** Request **
From the listing below, extract each entry exactly as written, minus the images.

** Provided information **
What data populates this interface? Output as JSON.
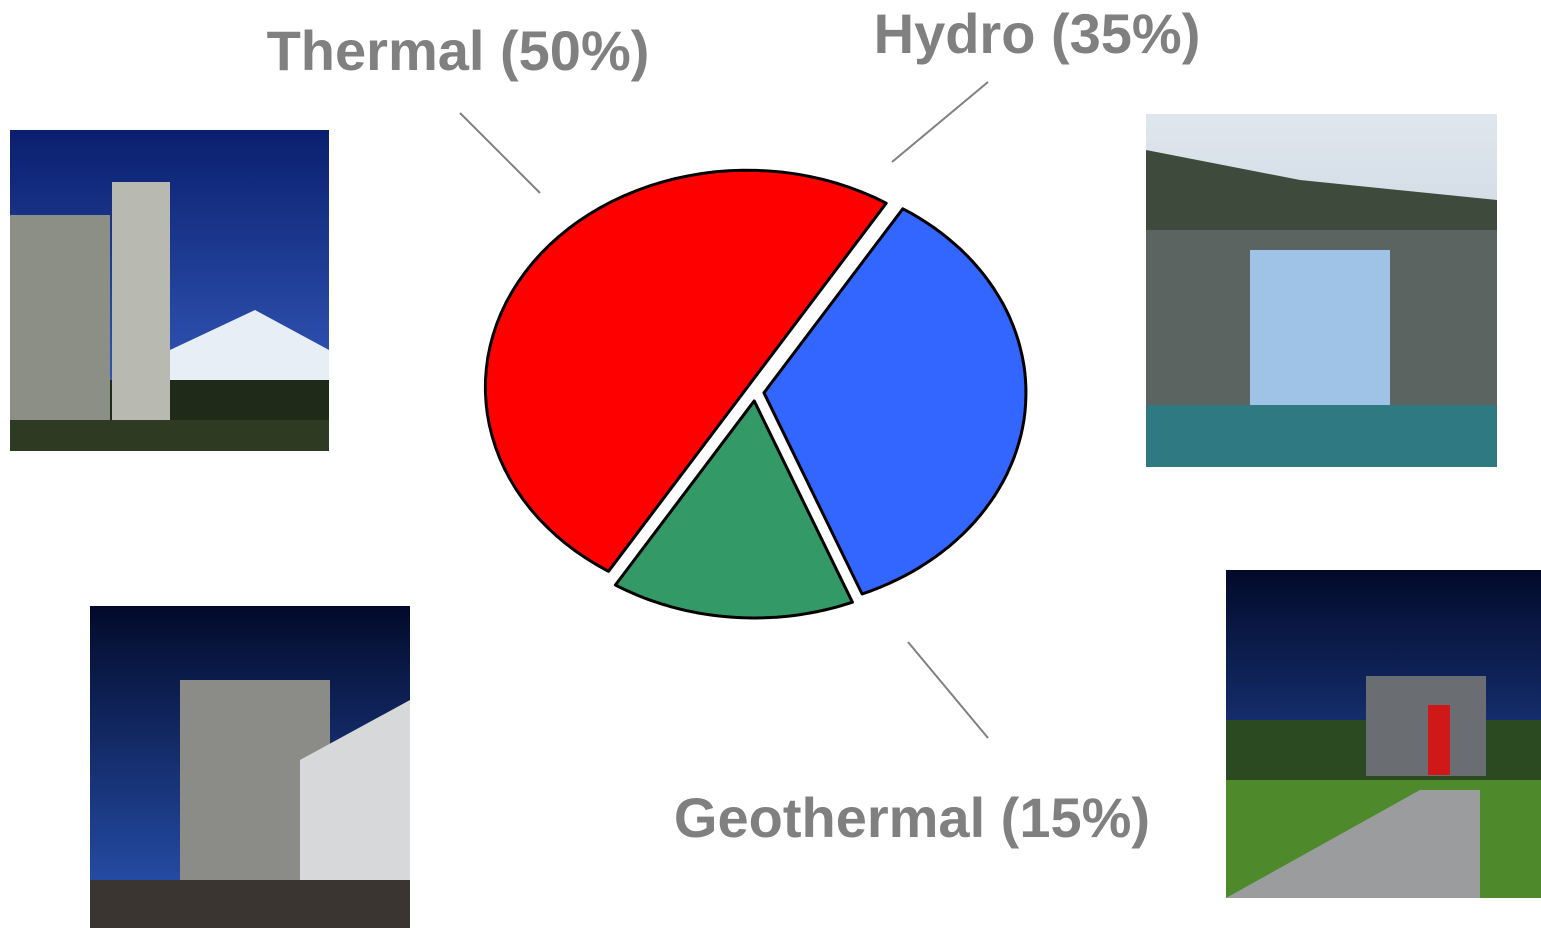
{
  "chart_data": {
    "type": "pie",
    "values": [
      50,
      35,
      15
    ],
    "value_labels": [
      "Thermal (50%)",
      "Hydro (35%)",
      "Geothermal (15%)"
    ],
    "colors": [
      "#ff0000",
      "#3366ff",
      "#339966"
    ]
  }
}
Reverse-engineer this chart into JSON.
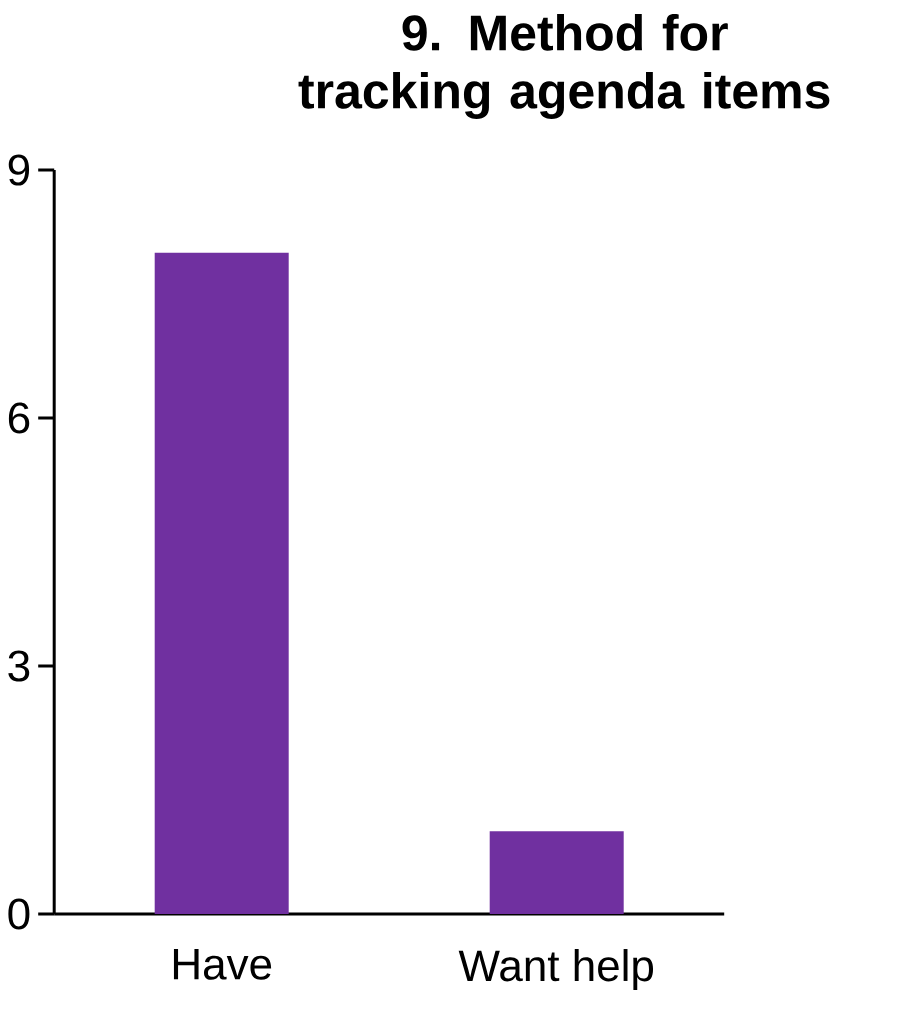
{
  "chart_data": {
    "type": "bar",
    "title": "9. Method for tracking agenda items",
    "categories": [
      "Have",
      "Want help"
    ],
    "values": [
      8,
      1
    ],
    "color": "#7030a0",
    "ylim": [
      0,
      9
    ],
    "yticks": [
      0,
      3,
      6,
      9
    ]
  }
}
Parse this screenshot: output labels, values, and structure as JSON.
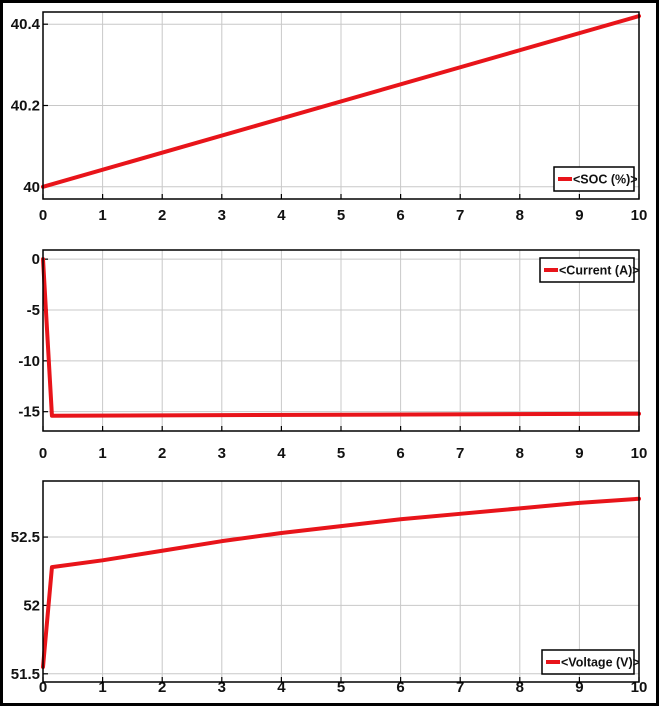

** Written solution **
What data populates this interface? Output as JSON.
{
  "chart_data": {
    "type": "pie",
    "values": [
      50,
      35,
      15
    ],
    "value_labels": [
      "Thermal (50%)",
      "Hydro (35%)",
      "Geothermal (15%)"
    ],
    "colors": [
      "#ff0000",
      "#3366ff",
      "#339966"
    ]
  }
}
Reverse-engineer this chart into JSON.
{
  "chart_data": {
    "type": "bar",
    "title": "9. Method for tracking agenda items",
    "categories": [
      "Have",
      "Want help"
    ],
    "values": [
      8,
      1
    ],
    "color": "#7030a0",
    "ylim": [
      0,
      9
    ],
    "yticks": [
      0,
      3,
      6,
      9
    ]
  }
}
Parse this screenshot: output labels, values, and structure as JSON.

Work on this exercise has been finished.